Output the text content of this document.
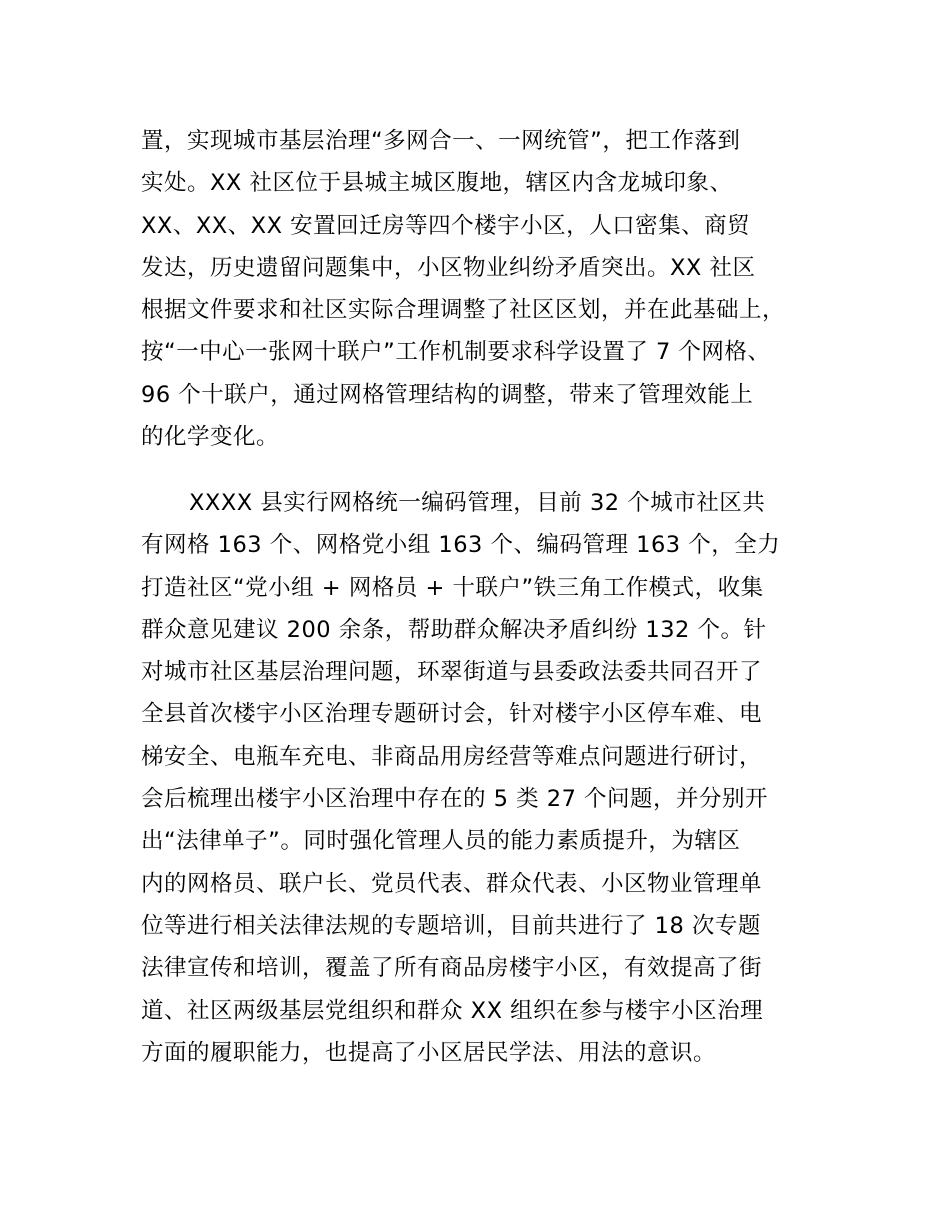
置，实现城市基层治理“多网合一、一网统管”，把工作落到
实处。XX 社区位于县城主城区腹地，辖区内含龙城印象、
XX、XX、XX 安置回迁房等四个楼宇小区，人口密集、商贸
发达，历史遗留问题集中，小区物业纠纷矛盾突出。XX 社区
根据文件要求和社区实际合理调整了社区区划，并在此基础上，
按“一中心一张网十联户”工作机制要求科学设置了 7 个网格、
96 个十联户，通过网格管理结构的调整，带来了管理效能上
的化学变化。
XXXX 县实行网格统一编码管理，目前 32 个城市社区共
有网格 163 个、网格党小组 163 个、编码管理 163 个，全力
打造社区“党小组 + 网格员 + 十联户”铁三角工作模式，收集
群众意见建议 200 余条，帮助群众解决矛盾纠纷 132 个。针
对城市社区基层治理问题，环翠街道与县委政法委共同召开了
全县首次楼宇小区治理专题研讨会，针对楼宇小区停车难、电
梯安全、电瓶车充电、非商品用房经营等难点问题进行研讨，
会后梳理出楼宇小区治理中存在的 5 类 27 个问题，并分别开
出“法律单子”。同时强化管理人员的能力素质提升，为辖区
内的网格员、联户长、党员代表、群众代表、小区物业管理单
位等进行相关法律法规的专题培训，目前共进行了 18 次专题
法律宣传和培训，覆盖了所有商品房楼宇小区，有效提高了街
道、社区两级基层党组织和群众 XX 组织在参与楼宇小区治理
方面的履职能力，也提高了小区居民学法、用法的意识。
# # # # # # #
WRITTEN REQUEST -
Are you able to set down all the lines above exactly, without any pictures?

WRITTEN ANSWER -
Output the text content of this document.
置，实现城市基层治理“多网合一、一网统管”，把工作落到
实处。XX 社区位于县城主城区腹地，辖区内含龙城印象、
XX、XX、XX 安置回迁房等四个楼宇小区，人口密集、商贸
发达，历史遗留问题集中，小区物业纠纷矛盾突出。XX 社区
根据文件要求和社区实际合理调整了社区区划，并在此基础上，
按“一中心一张网十联户”工作机制要求科学设置了 7 个网格、
96 个十联户，通过网格管理结构的调整，带来了管理效能上
的化学变化。
XXXX 县实行网格统一编码管理，目前 32 个城市社区共
有网格 163 个、网格党小组 163 个、编码管理 163 个，全力
打造社区“党小组 + 网格员 + 十联户”铁三角工作模式，收集
群众意见建议 200 余条，帮助群众解决矛盾纠纷 132 个。针
对城市社区基层治理问题，环翠街道与县委政法委共同召开了
全县首次楼宇小区治理专题研讨会，针对楼宇小区停车难、电
梯安全、电瓶车充电、非商品用房经营等难点问题进行研讨，
会后梳理出楼宇小区治理中存在的 5 类 27 个问题，并分别开
出“法律单子”。同时强化管理人员的能力素质提升，为辖区
内的网格员、联户长、党员代表、群众代表、小区物业管理单
位等进行相关法律法规的专题培训，目前共进行了 18 次专题
法律宣传和培训，覆盖了所有商品房楼宇小区，有效提高了街
道、社区两级基层党组织和群众 XX 组织在参与楼宇小区治理
方面的履职能力，也提高了小区居民学法、用法的意识。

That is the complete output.